[Records from a collection of figures]
----
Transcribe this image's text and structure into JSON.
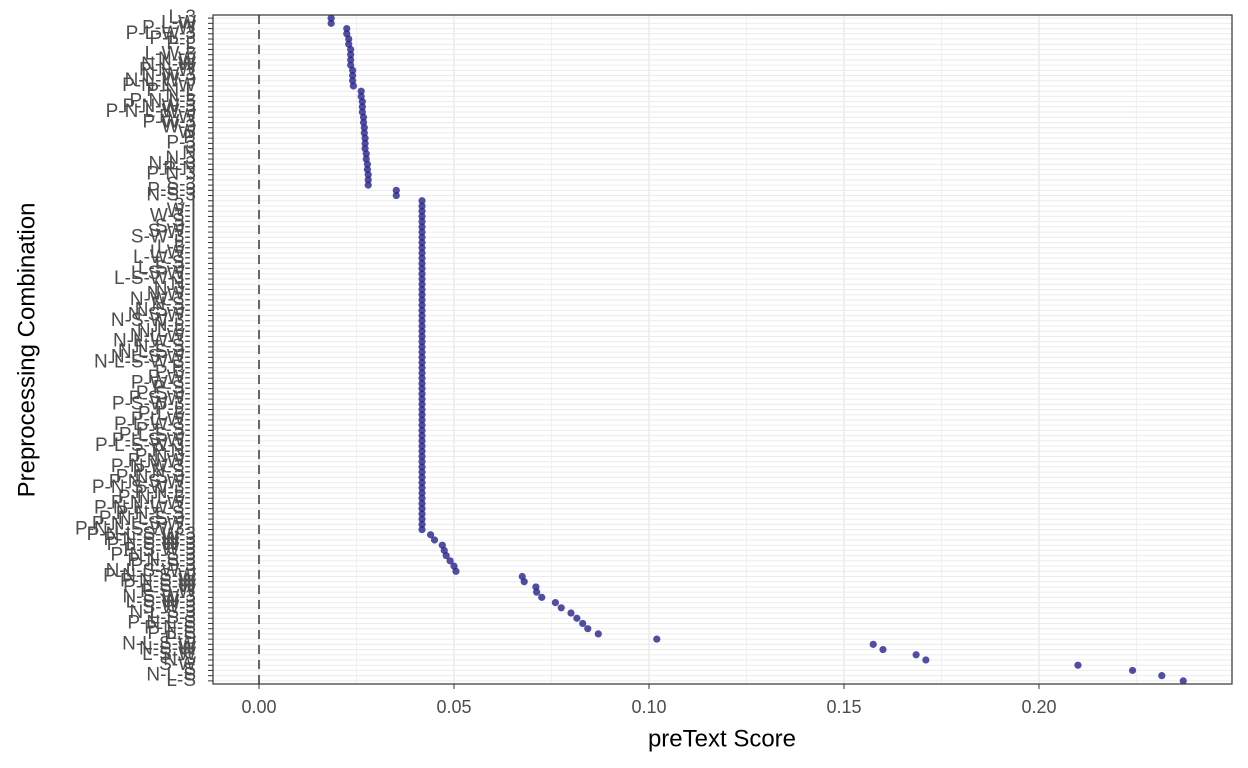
{
  "chart_data": {
    "type": "dot",
    "x_label": "preText Score",
    "y_label": "Preprocessing Combination",
    "color": "#27238c",
    "grid": true,
    "reference_line": 0,
    "xlim": [
      -0.0118,
      0.2495
    ],
    "xticks": [
      {
        "value": 0,
        "label": "0.00"
      },
      {
        "value": 0.05,
        "label": "0.05"
      },
      {
        "value": 0.1,
        "label": "0.10"
      },
      {
        "value": 0.15,
        "label": "0.15"
      },
      {
        "value": 0.2,
        "label": "0.20"
      }
    ],
    "categories": [
      "L-3",
      "L-W",
      "P-L-W",
      "P-L-W-3",
      "P-L-3",
      "P-L",
      "L",
      "L-W-3",
      "N-W",
      "N-L-W",
      "P-N-W",
      "N-W-3",
      "N-L-W-3",
      "P-N-L-W",
      "P-N-L",
      "N-L",
      "P-N-L-3",
      "P-N-W-3",
      "P-N-L-W-3",
      "P-W",
      "P-W-3",
      "W-3",
      "W",
      "P",
      "P-3",
      "3",
      "N",
      "N-3",
      "N-L-3",
      "P-N",
      "P-N-3",
      null,
      "S-3",
      "P-S-3",
      "N-S-3",
      "I",
      "3-I",
      "W-I",
      "W-3-I",
      "S-I",
      "S-3-I",
      "S-W-I",
      "S-W-3-I",
      "L-I",
      "L-3-I",
      "L-W-I",
      "L-W-3-I",
      "L-S-I",
      "L-S-3-I",
      "L-S-W-I",
      "L-S-W-3-I",
      "N-I",
      "N-3-I",
      "N-W-I",
      "N-W-3-I",
      "N-S-I",
      "N-S-3-I",
      "N-S-W-I",
      "N-S-W-3-I",
      "N-L-I",
      "N-L-3-I",
      "N-L-W-I",
      "N-L-W-3-I",
      "N-L-S-I",
      "N-L-S-3-I",
      "N-L-S-W-I",
      "N-L-S-W-3-I",
      "P-I",
      "P-3-I",
      "P-W-I",
      "P-W-3-I",
      "P-S-I",
      "P-S-3-I",
      "P-S-W-I",
      "P-S-W-3-I",
      "P-L-I",
      "P-L-3-I",
      "P-L-W-I",
      "P-L-W-3-I",
      "P-L-S-I",
      "P-L-S-3-I",
      "P-L-S-W-I",
      "P-L-S-W-3-I",
      "P-N-I",
      "P-N-3-I",
      "P-N-W-I",
      "P-N-W-3-I",
      "P-N-S-I",
      "P-N-S-3-I",
      "P-N-S-W-I",
      "P-N-S-W-3-I",
      "P-N-L-I",
      "P-N-L-3-I",
      "P-N-L-W-I",
      "P-N-L-W-3-I",
      "P-N-L-S-I",
      "P-N-L-S-3-I",
      "P-N-L-S-W-I",
      "P-N-L-S-W-3-I",
      "P-N-L-S-W-3",
      "P-N-S-W-3",
      "P-L-S-W-3",
      "P-S-W-3",
      "P-N-L-S-3",
      "P-N-S-3",
      "P-L-S-3",
      "N-L-S-W-3",
      "P-N-L-S-W",
      "P-N-S-W",
      "P-L-S-W",
      "P-S-W",
      "N-S-W-3",
      "L-S-W-3",
      "S-W-3",
      "N-L-S-3",
      "L-S-3",
      "P-N-L-S",
      "P-N-S",
      "P-L-S",
      "P-S",
      "N-L-S-W",
      "N-S-W",
      "L-S-W",
      "N-S",
      "S-W",
      "S",
      "N-L-S",
      "L-S"
    ],
    "values": [
      0.0185,
      0.0185,
      0.0225,
      0.0225,
      0.023,
      0.023,
      0.0235,
      0.0235,
      0.0235,
      0.0235,
      0.024,
      0.024,
      0.024,
      0.0242,
      0.0262,
      0.0262,
      0.0265,
      0.0265,
      0.0265,
      0.0268,
      0.0268,
      0.027,
      0.027,
      0.0272,
      0.0272,
      0.0272,
      0.0275,
      0.0275,
      0.0278,
      0.0278,
      0.028,
      0.028,
      0.028,
      0.0352,
      0.0352,
      0.0418,
      0.0418,
      0.0418,
      0.0418,
      0.0418,
      0.0418,
      0.0418,
      0.0418,
      0.0418,
      0.0418,
      0.0418,
      0.0418,
      0.0418,
      0.0418,
      0.0418,
      0.0418,
      0.0418,
      0.0418,
      0.0418,
      0.0418,
      0.0418,
      0.0418,
      0.0418,
      0.0418,
      0.0418,
      0.0418,
      0.0418,
      0.0418,
      0.0418,
      0.0418,
      0.0418,
      0.0418,
      0.0418,
      0.0418,
      0.0418,
      0.0418,
      0.0418,
      0.0418,
      0.0418,
      0.0418,
      0.0418,
      0.0418,
      0.0418,
      0.0418,
      0.0418,
      0.0418,
      0.0418,
      0.0418,
      0.0418,
      0.0418,
      0.0418,
      0.0418,
      0.0418,
      0.0418,
      0.0418,
      0.0418,
      0.0418,
      0.0418,
      0.0418,
      0.0418,
      0.0418,
      0.0418,
      0.0418,
      0.0418,
      0.044,
      0.045,
      0.047,
      0.0475,
      0.048,
      0.049,
      0.05,
      0.0505,
      0.0675,
      0.068,
      0.071,
      0.0712,
      0.0725,
      0.076,
      0.0775,
      0.08,
      0.0815,
      0.083,
      0.0843,
      0.087,
      0.102,
      0.1575,
      0.16,
      0.1685,
      0.171,
      0.21,
      0.224,
      0.2315,
      0.237
    ]
  }
}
----
# What is required:
Transcribe the records above exactly, leaving out every picture.

# Finished exercise:
Transcribe this image's text and structure into JSON.
{
  "chart_data": {
    "type": "dot",
    "x_label": "preText Score",
    "y_label": "Preprocessing Combination",
    "color": "#27238c",
    "grid": true,
    "reference_line": 0,
    "xlim": [
      -0.0118,
      0.2495
    ],
    "xticks": [
      {
        "value": 0,
        "label": "0.00"
      },
      {
        "value": 0.05,
        "label": "0.05"
      },
      {
        "value": 0.1,
        "label": "0.10"
      },
      {
        "value": 0.15,
        "label": "0.15"
      },
      {
        "value": 0.2,
        "label": "0.20"
      }
    ],
    "categories": [
      "L-3",
      "L-W",
      "P-L-W",
      "P-L-W-3",
      "P-L-3",
      "P-L",
      "L",
      "L-W-3",
      "N-W",
      "N-L-W",
      "P-N-W",
      "N-W-3",
      "N-L-W-3",
      "P-N-L-W",
      "P-N-L",
      "N-L",
      "P-N-L-3",
      "P-N-W-3",
      "P-N-L-W-3",
      "P-W",
      "P-W-3",
      "W-3",
      "W",
      "P",
      "P-3",
      "3",
      "N",
      "N-3",
      "N-L-3",
      "P-N",
      "P-N-3",
      null,
      "S-3",
      "P-S-3",
      "N-S-3",
      "I",
      "3-I",
      "W-I",
      "W-3-I",
      "S-I",
      "S-3-I",
      "S-W-I",
      "S-W-3-I",
      "L-I",
      "L-3-I",
      "L-W-I",
      "L-W-3-I",
      "L-S-I",
      "L-S-3-I",
      "L-S-W-I",
      "L-S-W-3-I",
      "N-I",
      "N-3-I",
      "N-W-I",
      "N-W-3-I",
      "N-S-I",
      "N-S-3-I",
      "N-S-W-I",
      "N-S-W-3-I",
      "N-L-I",
      "N-L-3-I",
      "N-L-W-I",
      "N-L-W-3-I",
      "N-L-S-I",
      "N-L-S-3-I",
      "N-L-S-W-I",
      "N-L-S-W-3-I",
      "P-I",
      "P-3-I",
      "P-W-I",
      "P-W-3-I",
      "P-S-I",
      "P-S-3-I",
      "P-S-W-I",
      "P-S-W-3-I",
      "P-L-I",
      "P-L-3-I",
      "P-L-W-I",
      "P-L-W-3-I",
      "P-L-S-I",
      "P-L-S-3-I",
      "P-L-S-W-I",
      "P-L-S-W-3-I",
      "P-N-I",
      "P-N-3-I",
      "P-N-W-I",
      "P-N-W-3-I",
      "P-N-S-I",
      "P-N-S-3-I",
      "P-N-S-W-I",
      "P-N-S-W-3-I",
      "P-N-L-I",
      "P-N-L-3-I",
      "P-N-L-W-I",
      "P-N-L-W-3-I",
      "P-N-L-S-I",
      "P-N-L-S-3-I",
      "P-N-L-S-W-I",
      "P-N-L-S-W-3-I",
      "P-N-L-S-W-3",
      "P-N-S-W-3",
      "P-L-S-W-3",
      "P-S-W-3",
      "P-N-L-S-3",
      "P-N-S-3",
      "P-L-S-3",
      "N-L-S-W-3",
      "P-N-L-S-W",
      "P-N-S-W",
      "P-L-S-W",
      "P-S-W",
      "N-S-W-3",
      "L-S-W-3",
      "S-W-3",
      "N-L-S-3",
      "L-S-3",
      "P-N-L-S",
      "P-N-S",
      "P-L-S",
      "P-S",
      "N-L-S-W",
      "N-S-W",
      "L-S-W",
      "N-S",
      "S-W",
      "S",
      "N-L-S",
      "L-S"
    ],
    "values": [
      0.0185,
      0.0185,
      0.0225,
      0.0225,
      0.023,
      0.023,
      0.0235,
      0.0235,
      0.0235,
      0.0235,
      0.024,
      0.024,
      0.024,
      0.0242,
      0.0262,
      0.0262,
      0.0265,
      0.0265,
      0.0265,
      0.0268,
      0.0268,
      0.027,
      0.027,
      0.0272,
      0.0272,
      0.0272,
      0.0275,
      0.0275,
      0.0278,
      0.0278,
      0.028,
      0.028,
      0.028,
      0.0352,
      0.0352,
      0.0418,
      0.0418,
      0.0418,
      0.0418,
      0.0418,
      0.0418,
      0.0418,
      0.0418,
      0.0418,
      0.0418,
      0.0418,
      0.0418,
      0.0418,
      0.0418,
      0.0418,
      0.0418,
      0.0418,
      0.0418,
      0.0418,
      0.0418,
      0.0418,
      0.0418,
      0.0418,
      0.0418,
      0.0418,
      0.0418,
      0.0418,
      0.0418,
      0.0418,
      0.0418,
      0.0418,
      0.0418,
      0.0418,
      0.0418,
      0.0418,
      0.0418,
      0.0418,
      0.0418,
      0.0418,
      0.0418,
      0.0418,
      0.0418,
      0.0418,
      0.0418,
      0.0418,
      0.0418,
      0.0418,
      0.0418,
      0.0418,
      0.0418,
      0.0418,
      0.0418,
      0.0418,
      0.0418,
      0.0418,
      0.0418,
      0.0418,
      0.0418,
      0.0418,
      0.0418,
      0.0418,
      0.0418,
      0.0418,
      0.0418,
      0.044,
      0.045,
      0.047,
      0.0475,
      0.048,
      0.049,
      0.05,
      0.0505,
      0.0675,
      0.068,
      0.071,
      0.0712,
      0.0725,
      0.076,
      0.0775,
      0.08,
      0.0815,
      0.083,
      0.0843,
      0.087,
      0.102,
      0.1575,
      0.16,
      0.1685,
      0.171,
      0.21,
      0.224,
      0.2315,
      0.237
    ]
  }
}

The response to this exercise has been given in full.